-- Begin --

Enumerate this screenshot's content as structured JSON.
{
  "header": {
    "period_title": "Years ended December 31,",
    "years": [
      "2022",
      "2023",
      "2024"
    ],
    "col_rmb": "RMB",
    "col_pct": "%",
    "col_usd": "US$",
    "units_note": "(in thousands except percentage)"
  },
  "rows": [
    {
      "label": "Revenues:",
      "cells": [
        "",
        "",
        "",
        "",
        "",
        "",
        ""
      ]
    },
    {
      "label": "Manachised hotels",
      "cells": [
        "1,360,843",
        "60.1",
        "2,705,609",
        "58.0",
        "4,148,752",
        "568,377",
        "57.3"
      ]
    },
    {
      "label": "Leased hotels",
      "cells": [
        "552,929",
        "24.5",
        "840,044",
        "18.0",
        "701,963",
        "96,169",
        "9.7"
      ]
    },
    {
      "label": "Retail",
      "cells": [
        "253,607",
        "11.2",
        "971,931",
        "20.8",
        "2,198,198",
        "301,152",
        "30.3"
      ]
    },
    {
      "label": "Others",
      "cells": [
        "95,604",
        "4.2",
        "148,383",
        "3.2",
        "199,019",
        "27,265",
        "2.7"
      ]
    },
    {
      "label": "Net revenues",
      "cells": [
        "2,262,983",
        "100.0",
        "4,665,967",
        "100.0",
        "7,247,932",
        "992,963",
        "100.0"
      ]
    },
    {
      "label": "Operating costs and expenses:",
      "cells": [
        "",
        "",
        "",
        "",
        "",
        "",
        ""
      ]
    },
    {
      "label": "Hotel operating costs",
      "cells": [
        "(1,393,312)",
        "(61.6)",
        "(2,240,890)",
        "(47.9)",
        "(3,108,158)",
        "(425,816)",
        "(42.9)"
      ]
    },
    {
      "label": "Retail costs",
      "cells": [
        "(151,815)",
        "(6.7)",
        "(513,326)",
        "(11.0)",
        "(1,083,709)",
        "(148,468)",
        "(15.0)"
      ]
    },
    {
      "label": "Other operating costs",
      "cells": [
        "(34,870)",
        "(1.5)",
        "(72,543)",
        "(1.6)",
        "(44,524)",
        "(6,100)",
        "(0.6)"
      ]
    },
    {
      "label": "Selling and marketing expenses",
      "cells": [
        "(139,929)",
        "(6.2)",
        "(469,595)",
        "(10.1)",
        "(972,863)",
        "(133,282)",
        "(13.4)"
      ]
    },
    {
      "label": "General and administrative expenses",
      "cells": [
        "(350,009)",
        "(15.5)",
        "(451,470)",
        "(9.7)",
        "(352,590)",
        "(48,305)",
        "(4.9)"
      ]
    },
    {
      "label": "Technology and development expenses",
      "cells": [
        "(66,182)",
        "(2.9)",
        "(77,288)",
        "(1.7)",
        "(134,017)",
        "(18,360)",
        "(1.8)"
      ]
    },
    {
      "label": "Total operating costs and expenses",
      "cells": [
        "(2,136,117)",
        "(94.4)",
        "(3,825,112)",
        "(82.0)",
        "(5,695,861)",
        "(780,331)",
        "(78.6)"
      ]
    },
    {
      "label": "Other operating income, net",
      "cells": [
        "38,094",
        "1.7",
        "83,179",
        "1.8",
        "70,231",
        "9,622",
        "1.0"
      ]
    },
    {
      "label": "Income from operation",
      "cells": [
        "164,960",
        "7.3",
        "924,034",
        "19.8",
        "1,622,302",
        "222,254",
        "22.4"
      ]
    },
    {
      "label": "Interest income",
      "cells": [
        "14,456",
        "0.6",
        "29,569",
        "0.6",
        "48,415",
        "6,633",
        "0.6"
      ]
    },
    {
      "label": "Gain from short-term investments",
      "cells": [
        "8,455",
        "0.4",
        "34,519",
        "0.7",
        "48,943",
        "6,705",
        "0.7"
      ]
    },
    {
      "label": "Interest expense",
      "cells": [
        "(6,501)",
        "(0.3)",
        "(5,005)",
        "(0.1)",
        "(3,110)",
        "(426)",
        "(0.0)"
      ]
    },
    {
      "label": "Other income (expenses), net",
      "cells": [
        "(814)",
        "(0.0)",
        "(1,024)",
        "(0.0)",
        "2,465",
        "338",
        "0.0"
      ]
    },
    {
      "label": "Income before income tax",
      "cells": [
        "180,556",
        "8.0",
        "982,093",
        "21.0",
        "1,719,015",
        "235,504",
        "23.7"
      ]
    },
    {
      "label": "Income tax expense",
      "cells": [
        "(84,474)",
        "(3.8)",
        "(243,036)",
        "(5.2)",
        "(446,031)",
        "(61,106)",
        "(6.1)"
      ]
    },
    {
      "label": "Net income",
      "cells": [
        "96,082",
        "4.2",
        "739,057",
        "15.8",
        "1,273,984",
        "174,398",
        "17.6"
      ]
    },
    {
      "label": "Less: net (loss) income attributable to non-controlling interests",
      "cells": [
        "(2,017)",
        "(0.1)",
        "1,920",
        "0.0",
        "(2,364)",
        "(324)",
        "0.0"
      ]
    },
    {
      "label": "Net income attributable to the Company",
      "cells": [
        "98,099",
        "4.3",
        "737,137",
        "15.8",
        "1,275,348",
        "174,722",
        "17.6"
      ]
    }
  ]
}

-- End --

▸ WRITTEN INSTRUCTION:
Repeat all the entries word for word.

▸ THE COMPLETED TASK:
Enumerate this screenshot's content as structured JSON.
{
  "header": {
    "period_title": "Years ended December 31,",
    "years": [
      "2022",
      "2023",
      "2024"
    ],
    "col_rmb": "RMB",
    "col_pct": "%",
    "col_usd": "US$",
    "units_note": "(in thousands except percentage)"
  },
  "rows": [
    {
      "label": "Revenues:",
      "cells": [
        "",
        "",
        "",
        "",
        "",
        "",
        ""
      ]
    },
    {
      "label": "Manachised hotels",
      "cells": [
        "1,360,843",
        "60.1",
        "2,705,609",
        "58.0",
        "4,148,752",
        "568,377",
        "57.3"
      ]
    },
    {
      "label": "Leased hotels",
      "cells": [
        "552,929",
        "24.5",
        "840,044",
        "18.0",
        "701,963",
        "96,169",
        "9.7"
      ]
    },
    {
      "label": "Retail",
      "cells": [
        "253,607",
        "11.2",
        "971,931",
        "20.8",
        "2,198,198",
        "301,152",
        "30.3"
      ]
    },
    {
      "label": "Others",
      "cells": [
        "95,604",
        "4.2",
        "148,383",
        "3.2",
        "199,019",
        "27,265",
        "2.7"
      ]
    },
    {
      "label": "Net revenues",
      "cells": [
        "2,262,983",
        "100.0",
        "4,665,967",
        "100.0",
        "7,247,932",
        "992,963",
        "100.0"
      ]
    },
    {
      "label": "Operating costs and expenses:",
      "cells": [
        "",
        "",
        "",
        "",
        "",
        "",
        ""
      ]
    },
    {
      "label": "Hotel operating costs",
      "cells": [
        "(1,393,312)",
        "(61.6)",
        "(2,240,890)",
        "(47.9)",
        "(3,108,158)",
        "(425,816)",
        "(42.9)"
      ]
    },
    {
      "label": "Retail costs",
      "cells": [
        "(151,815)",
        "(6.7)",
        "(513,326)",
        "(11.0)",
        "(1,083,709)",
        "(148,468)",
        "(15.0)"
      ]
    },
    {
      "label": "Other operating costs",
      "cells": [
        "(34,870)",
        "(1.5)",
        "(72,543)",
        "(1.6)",
        "(44,524)",
        "(6,100)",
        "(0.6)"
      ]
    },
    {
      "label": "Selling and marketing expenses",
      "cells": [
        "(139,929)",
        "(6.2)",
        "(469,595)",
        "(10.1)",
        "(972,863)",
        "(133,282)",
        "(13.4)"
      ]
    },
    {
      "label": "General and administrative expenses",
      "cells": [
        "(350,009)",
        "(15.5)",
        "(451,470)",
        "(9.7)",
        "(352,590)",
        "(48,305)",
        "(4.9)"
      ]
    },
    {
      "label": "Technology and development expenses",
      "cells": [
        "(66,182)",
        "(2.9)",
        "(77,288)",
        "(1.7)",
        "(134,017)",
        "(18,360)",
        "(1.8)"
      ]
    },
    {
      "label": "Total operating costs and expenses",
      "cells": [
        "(2,136,117)",
        "(94.4)",
        "(3,825,112)",
        "(82.0)",
        "(5,695,861)",
        "(780,331)",
        "(78.6)"
      ]
    },
    {
      "label": "Other operating income, net",
      "cells": [
        "38,094",
        "1.7",
        "83,179",
        "1.8",
        "70,231",
        "9,622",
        "1.0"
      ]
    },
    {
      "label": "Income from operation",
      "cells": [
        "164,960",
        "7.3",
        "924,034",
        "19.8",
        "1,622,302",
        "222,254",
        "22.4"
      ]
    },
    {
      "label": "Interest income",
      "cells": [
        "14,456",
        "0.6",
        "29,569",
        "0.6",
        "48,415",
        "6,633",
        "0.6"
      ]
    },
    {
      "label": "Gain from short-term investments",
      "cells": [
        "8,455",
        "0.4",
        "34,519",
        "0.7",
        "48,943",
        "6,705",
        "0.7"
      ]
    },
    {
      "label": "Interest expense",
      "cells": [
        "(6,501)",
        "(0.3)",
        "(5,005)",
        "(0.1)",
        "(3,110)",
        "(426)",
        "(0.0)"
      ]
    },
    {
      "label": "Other income (expenses), net",
      "cells": [
        "(814)",
        "(0.0)",
        "(1,024)",
        "(0.0)",
        "2,465",
        "338",
        "0.0"
      ]
    },
    {
      "label": "Income before income tax",
      "cells": [
        "180,556",
        "8.0",
        "982,093",
        "21.0",
        "1,719,015",
        "235,504",
        "23.7"
      ]
    },
    {
      "label": "Income tax expense",
      "cells": [
        "(84,474)",
        "(3.8)",
        "(243,036)",
        "(5.2)",
        "(446,031)",
        "(61,106)",
        "(6.1)"
      ]
    },
    {
      "label": "Net income",
      "cells": [
        "96,082",
        "4.2",
        "739,057",
        "15.8",
        "1,273,984",
        "174,398",
        "17.6"
      ]
    },
    {
      "label": "Less: net (loss) income attributable to non-controlling interests",
      "cells": [
        "(2,017)",
        "(0.1)",
        "1,920",
        "0.0",
        "(2,364)",
        "(324)",
        "0.0"
      ]
    },
    {
      "label": "Net income attributable to the Company",
      "cells": [
        "98,099",
        "4.3",
        "737,137",
        "15.8",
        "1,275,348",
        "174,722",
        "17.6"
      ]
    }
  ]
}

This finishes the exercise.